* Aim
All entries should be output exactly as they stand.

* Extracted material
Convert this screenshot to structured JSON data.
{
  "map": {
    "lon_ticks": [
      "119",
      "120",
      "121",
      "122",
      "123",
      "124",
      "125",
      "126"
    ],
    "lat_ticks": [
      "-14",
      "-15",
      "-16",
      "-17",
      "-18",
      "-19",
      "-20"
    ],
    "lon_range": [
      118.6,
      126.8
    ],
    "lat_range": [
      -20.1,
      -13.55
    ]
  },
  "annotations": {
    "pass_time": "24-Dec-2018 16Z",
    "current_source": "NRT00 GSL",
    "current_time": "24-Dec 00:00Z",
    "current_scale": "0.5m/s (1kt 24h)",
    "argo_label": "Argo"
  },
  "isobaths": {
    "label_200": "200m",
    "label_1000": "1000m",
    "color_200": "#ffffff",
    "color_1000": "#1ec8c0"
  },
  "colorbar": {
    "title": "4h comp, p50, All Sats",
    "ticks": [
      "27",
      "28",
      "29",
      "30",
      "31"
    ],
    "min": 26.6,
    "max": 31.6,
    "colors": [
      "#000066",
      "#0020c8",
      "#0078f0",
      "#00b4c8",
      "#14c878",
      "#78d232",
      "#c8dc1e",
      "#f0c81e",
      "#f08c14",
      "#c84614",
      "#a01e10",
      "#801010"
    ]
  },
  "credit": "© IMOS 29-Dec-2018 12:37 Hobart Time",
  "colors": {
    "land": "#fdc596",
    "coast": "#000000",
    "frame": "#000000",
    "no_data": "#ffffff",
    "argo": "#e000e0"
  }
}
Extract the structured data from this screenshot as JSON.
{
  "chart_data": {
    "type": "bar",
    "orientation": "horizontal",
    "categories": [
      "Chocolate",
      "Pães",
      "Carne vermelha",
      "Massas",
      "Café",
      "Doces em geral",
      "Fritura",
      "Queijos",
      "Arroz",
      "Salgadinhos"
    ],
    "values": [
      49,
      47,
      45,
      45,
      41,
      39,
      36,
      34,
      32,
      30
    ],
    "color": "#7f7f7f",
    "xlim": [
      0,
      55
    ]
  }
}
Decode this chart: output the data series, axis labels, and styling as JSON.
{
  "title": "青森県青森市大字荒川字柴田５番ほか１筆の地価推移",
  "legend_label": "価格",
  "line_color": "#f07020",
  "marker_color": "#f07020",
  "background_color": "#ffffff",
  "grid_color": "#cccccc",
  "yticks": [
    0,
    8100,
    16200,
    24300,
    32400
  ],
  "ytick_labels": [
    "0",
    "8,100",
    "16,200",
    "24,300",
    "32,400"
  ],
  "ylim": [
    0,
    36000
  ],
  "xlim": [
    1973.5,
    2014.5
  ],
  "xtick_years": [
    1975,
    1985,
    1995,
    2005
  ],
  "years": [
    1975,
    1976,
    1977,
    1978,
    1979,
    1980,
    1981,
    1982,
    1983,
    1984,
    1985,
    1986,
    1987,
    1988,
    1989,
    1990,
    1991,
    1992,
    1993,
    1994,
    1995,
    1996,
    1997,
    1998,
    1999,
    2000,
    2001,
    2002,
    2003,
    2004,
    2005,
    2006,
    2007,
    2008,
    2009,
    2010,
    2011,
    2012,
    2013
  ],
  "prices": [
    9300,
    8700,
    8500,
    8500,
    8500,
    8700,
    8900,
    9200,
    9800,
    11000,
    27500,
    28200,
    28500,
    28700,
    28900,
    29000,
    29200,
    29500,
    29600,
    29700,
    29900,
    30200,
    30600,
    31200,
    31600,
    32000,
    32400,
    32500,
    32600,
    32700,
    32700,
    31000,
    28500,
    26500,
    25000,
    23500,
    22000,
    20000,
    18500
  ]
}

* Output below
Convert this screenshot to structured JSON data.
{
  "map": {
    "lon_ticks": [
      "119",
      "120",
      "121",
      "122",
      "123",
      "124",
      "125",
      "126"
    ],
    "lat_ticks": [
      "-14",
      "-15",
      "-16",
      "-17",
      "-18",
      "-19",
      "-20"
    ],
    "lon_range": [
      118.6,
      126.8
    ],
    "lat_range": [
      -20.1,
      -13.55
    ]
  },
  "annotations": {
    "pass_time": "24-Dec-2018 16Z",
    "current_source": "NRT00 GSL",
    "current_time": "24-Dec 00:00Z",
    "current_scale": "0.5m/s (1kt 24h)",
    "argo_label": "Argo"
  },
  "isobaths": {
    "label_200": "200m",
    "label_1000": "1000m",
    "color_200": "#ffffff",
    "color_1000": "#1ec8c0"
  },
  "colorbar": {
    "title": "4h comp, p50, All Sats",
    "ticks": [
      "27",
      "28",
      "29",
      "30",
      "31"
    ],
    "min": 26.6,
    "max": 31.6,
    "colors": [
      "#000066",
      "#0020c8",
      "#0078f0",
      "#00b4c8",
      "#14c878",
      "#78d232",
      "#c8dc1e",
      "#f0c81e",
      "#f08c14",
      "#c84614",
      "#a01e10",
      "#801010"
    ]
  },
  "credit": "© IMOS 29-Dec-2018 12:37 Hobart Time",
  "colors": {
    "land": "#fdc596",
    "coast": "#000000",
    "frame": "#000000",
    "no_data": "#ffffff",
    "argo": "#e000e0"
  }
}
Extract the structured data from this screenshot as JSON.
{
  "chart_data": {
    "type": "bar",
    "orientation": "horizontal",
    "categories": [
      "Chocolate",
      "Pães",
      "Carne vermelha",
      "Massas",
      "Café",
      "Doces em geral",
      "Fritura",
      "Queijos",
      "Arroz",
      "Salgadinhos"
    ],
    "values": [
      49,
      47,
      45,
      45,
      41,
      39,
      36,
      34,
      32,
      30
    ],
    "color": "#7f7f7f",
    "xlim": [
      0,
      55
    ]
  }
}
Decode this chart: output the data series, axis labels, and styling as JSON.
{
  "title": "青森県青森市大字荒川字柴田５番ほか１筆の地価推移",
  "legend_label": "価格",
  "line_color": "#f07020",
  "marker_color": "#f07020",
  "background_color": "#ffffff",
  "grid_color": "#cccccc",
  "yticks": [
    0,
    8100,
    16200,
    24300,
    32400
  ],
  "ytick_labels": [
    "0",
    "8,100",
    "16,200",
    "24,300",
    "32,400"
  ],
  "ylim": [
    0,
    36000
  ],
  "xlim": [
    1973.5,
    2014.5
  ],
  "xtick_years": [
    1975,
    1985,
    1995,
    2005
  ],
  "years": [
    1975,
    1976,
    1977,
    1978,
    1979,
    1980,
    1981,
    1982,
    1983,
    1984,
    1985,
    1986,
    1987,
    1988,
    1989,
    1990,
    1991,
    1992,
    1993,
    1994,
    1995,
    1996,
    1997,
    1998,
    1999,
    2000,
    2001,
    2002,
    2003,
    2004,
    2005,
    2006,
    2007,
    2008,
    2009,
    2010,
    2011,
    2012,
    2013
  ],
  "prices": [
    9300,
    8700,
    8500,
    8500,
    8500,
    8700,
    8900,
    9200,
    9800,
    11000,
    27500,
    28200,
    28500,
    28700,
    28900,
    29000,
    29200,
    29500,
    29600,
    29700,
    29900,
    30200,
    30600,
    31200,
    31600,
    32000,
    32400,
    32500,
    32600,
    32700,
    32700,
    31000,
    28500,
    26500,
    25000,
    23500,
    22000,
    20000,
    18500
  ]
}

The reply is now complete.